• _Aim of the task_
Read through the data and count the lines that contain the string "content"; give only the result.

=== Data rows ===

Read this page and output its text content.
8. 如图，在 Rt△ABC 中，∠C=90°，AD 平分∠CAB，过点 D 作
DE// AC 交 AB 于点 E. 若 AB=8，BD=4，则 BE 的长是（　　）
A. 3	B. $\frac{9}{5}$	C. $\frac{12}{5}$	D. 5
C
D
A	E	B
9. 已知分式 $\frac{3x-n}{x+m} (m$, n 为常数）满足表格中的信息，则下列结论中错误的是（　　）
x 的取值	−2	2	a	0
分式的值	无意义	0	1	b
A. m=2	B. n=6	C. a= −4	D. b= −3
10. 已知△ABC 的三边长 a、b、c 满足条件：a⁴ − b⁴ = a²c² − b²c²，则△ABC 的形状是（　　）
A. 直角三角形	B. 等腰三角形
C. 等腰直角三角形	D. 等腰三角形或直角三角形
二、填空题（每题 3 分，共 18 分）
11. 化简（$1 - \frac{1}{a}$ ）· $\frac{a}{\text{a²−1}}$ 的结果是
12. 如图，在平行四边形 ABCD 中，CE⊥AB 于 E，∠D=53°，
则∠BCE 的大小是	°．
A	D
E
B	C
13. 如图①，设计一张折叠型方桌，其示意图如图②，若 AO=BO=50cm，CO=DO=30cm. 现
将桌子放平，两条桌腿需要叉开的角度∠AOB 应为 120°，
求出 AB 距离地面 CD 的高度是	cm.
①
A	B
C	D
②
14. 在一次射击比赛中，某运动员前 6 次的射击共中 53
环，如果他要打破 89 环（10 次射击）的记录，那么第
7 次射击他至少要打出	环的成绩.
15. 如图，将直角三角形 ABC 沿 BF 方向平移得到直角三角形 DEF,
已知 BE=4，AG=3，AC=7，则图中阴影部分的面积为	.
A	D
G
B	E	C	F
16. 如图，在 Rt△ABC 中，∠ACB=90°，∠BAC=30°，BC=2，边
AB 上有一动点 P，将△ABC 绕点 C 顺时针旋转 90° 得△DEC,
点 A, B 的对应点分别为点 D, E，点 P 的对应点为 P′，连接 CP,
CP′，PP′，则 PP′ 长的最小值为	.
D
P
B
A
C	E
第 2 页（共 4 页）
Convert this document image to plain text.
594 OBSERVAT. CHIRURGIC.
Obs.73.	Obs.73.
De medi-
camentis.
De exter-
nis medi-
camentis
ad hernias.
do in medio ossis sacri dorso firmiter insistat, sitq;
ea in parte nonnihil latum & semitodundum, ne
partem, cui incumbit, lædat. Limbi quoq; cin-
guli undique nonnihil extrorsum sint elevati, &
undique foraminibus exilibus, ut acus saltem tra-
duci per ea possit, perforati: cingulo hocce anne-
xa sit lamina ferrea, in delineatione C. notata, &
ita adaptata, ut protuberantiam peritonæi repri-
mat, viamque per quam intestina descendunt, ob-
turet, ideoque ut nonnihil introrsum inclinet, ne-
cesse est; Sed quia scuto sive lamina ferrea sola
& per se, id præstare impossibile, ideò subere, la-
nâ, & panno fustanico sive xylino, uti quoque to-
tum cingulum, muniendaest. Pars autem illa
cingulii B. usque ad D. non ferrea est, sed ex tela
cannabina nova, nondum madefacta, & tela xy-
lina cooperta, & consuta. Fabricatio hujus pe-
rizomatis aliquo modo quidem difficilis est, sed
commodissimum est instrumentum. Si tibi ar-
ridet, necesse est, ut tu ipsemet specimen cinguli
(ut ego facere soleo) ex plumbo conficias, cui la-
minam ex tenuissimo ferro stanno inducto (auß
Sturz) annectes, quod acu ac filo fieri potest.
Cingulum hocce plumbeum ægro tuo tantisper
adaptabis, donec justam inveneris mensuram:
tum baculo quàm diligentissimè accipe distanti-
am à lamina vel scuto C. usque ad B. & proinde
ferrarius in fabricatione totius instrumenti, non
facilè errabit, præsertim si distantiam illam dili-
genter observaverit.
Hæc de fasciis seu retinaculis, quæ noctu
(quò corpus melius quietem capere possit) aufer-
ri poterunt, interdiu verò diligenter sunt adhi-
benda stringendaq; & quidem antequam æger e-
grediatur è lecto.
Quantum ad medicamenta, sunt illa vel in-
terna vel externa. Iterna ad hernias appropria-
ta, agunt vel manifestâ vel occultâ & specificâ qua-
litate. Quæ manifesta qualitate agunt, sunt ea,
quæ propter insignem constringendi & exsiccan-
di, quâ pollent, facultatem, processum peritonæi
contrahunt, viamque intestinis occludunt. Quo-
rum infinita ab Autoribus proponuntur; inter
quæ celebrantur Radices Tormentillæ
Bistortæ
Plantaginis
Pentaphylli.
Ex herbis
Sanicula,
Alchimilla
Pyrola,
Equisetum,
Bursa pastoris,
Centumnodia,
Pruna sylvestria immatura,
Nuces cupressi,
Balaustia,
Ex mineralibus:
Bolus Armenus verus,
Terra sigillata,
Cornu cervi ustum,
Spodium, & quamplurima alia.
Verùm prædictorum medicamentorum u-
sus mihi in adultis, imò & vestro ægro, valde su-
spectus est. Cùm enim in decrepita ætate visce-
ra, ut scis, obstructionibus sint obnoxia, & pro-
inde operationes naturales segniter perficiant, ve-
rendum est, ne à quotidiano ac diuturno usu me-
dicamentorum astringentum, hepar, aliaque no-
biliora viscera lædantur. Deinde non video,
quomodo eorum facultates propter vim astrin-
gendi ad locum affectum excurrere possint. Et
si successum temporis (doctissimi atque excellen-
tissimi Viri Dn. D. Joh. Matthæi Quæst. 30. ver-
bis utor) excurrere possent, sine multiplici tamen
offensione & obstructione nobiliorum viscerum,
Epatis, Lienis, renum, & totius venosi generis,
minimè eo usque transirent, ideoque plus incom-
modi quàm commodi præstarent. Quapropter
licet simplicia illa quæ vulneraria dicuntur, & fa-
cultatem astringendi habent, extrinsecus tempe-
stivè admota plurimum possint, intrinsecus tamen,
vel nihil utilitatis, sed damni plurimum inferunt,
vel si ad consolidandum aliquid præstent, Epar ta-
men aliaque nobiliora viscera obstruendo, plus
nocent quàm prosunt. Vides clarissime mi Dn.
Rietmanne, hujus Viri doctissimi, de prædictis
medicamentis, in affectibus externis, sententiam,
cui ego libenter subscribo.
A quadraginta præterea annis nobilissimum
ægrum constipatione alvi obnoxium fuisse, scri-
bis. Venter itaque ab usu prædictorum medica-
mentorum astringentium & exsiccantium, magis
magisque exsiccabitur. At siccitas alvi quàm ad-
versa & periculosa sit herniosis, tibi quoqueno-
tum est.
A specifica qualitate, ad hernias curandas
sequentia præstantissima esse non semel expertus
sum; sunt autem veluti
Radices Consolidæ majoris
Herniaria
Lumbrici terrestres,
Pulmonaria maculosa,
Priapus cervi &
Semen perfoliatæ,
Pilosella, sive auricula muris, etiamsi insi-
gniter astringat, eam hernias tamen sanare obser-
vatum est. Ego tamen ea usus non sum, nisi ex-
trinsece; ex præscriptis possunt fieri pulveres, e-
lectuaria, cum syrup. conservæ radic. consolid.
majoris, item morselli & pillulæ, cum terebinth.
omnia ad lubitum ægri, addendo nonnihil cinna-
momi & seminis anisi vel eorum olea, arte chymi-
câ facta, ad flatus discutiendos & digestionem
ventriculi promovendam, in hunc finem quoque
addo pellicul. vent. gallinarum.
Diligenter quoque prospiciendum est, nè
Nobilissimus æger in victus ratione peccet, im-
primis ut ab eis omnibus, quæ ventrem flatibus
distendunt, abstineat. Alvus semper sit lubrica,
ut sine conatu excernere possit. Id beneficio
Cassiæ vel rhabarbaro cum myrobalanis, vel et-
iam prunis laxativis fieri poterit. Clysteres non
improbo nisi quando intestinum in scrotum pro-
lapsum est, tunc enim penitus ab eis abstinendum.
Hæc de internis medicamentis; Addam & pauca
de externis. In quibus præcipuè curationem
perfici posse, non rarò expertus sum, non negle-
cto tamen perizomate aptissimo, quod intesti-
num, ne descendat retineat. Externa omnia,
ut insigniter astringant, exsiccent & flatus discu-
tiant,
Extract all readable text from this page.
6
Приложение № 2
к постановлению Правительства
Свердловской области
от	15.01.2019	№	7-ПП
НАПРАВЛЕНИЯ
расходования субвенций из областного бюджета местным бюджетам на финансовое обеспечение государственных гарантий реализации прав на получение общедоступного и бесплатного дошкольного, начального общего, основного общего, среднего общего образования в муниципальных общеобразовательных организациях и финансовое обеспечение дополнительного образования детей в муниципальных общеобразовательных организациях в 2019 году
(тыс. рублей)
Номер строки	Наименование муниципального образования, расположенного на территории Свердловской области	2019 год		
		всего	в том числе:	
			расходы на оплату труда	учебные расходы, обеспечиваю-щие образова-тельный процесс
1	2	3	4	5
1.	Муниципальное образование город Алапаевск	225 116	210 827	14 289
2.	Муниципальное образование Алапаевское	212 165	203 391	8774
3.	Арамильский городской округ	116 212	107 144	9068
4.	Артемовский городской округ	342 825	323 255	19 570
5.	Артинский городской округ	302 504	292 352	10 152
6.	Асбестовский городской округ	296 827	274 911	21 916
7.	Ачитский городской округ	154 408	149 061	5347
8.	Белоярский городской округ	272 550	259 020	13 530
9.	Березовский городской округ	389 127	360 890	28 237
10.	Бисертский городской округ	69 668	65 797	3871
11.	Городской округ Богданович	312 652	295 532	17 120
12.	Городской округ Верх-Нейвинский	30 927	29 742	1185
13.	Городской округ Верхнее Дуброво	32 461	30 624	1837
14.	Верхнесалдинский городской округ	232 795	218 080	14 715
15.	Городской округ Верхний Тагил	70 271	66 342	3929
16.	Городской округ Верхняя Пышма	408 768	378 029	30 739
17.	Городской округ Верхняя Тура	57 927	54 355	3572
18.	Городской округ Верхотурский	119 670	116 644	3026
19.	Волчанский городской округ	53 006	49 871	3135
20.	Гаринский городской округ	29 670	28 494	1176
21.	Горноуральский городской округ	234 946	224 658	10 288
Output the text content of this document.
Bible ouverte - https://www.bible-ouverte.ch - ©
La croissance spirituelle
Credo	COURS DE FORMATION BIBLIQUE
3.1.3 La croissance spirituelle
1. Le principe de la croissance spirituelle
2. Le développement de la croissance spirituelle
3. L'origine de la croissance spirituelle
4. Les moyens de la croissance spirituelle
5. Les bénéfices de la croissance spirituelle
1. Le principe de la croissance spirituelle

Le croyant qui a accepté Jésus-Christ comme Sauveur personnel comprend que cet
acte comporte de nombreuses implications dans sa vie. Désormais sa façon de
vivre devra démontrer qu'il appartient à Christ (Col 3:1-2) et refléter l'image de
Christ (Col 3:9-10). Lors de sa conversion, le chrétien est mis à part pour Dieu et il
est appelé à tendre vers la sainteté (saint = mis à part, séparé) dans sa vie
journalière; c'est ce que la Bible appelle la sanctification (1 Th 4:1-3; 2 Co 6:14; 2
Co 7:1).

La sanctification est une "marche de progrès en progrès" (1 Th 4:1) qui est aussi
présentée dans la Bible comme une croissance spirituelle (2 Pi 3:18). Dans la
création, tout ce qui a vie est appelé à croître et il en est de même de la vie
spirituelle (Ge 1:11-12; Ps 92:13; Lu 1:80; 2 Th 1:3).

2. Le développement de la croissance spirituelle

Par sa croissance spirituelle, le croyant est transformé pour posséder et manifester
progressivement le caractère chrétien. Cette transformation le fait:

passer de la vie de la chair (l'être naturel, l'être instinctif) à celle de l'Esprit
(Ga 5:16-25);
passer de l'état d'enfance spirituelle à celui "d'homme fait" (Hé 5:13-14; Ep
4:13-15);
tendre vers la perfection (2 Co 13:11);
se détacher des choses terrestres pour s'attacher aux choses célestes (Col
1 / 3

===

• _Solution below_
2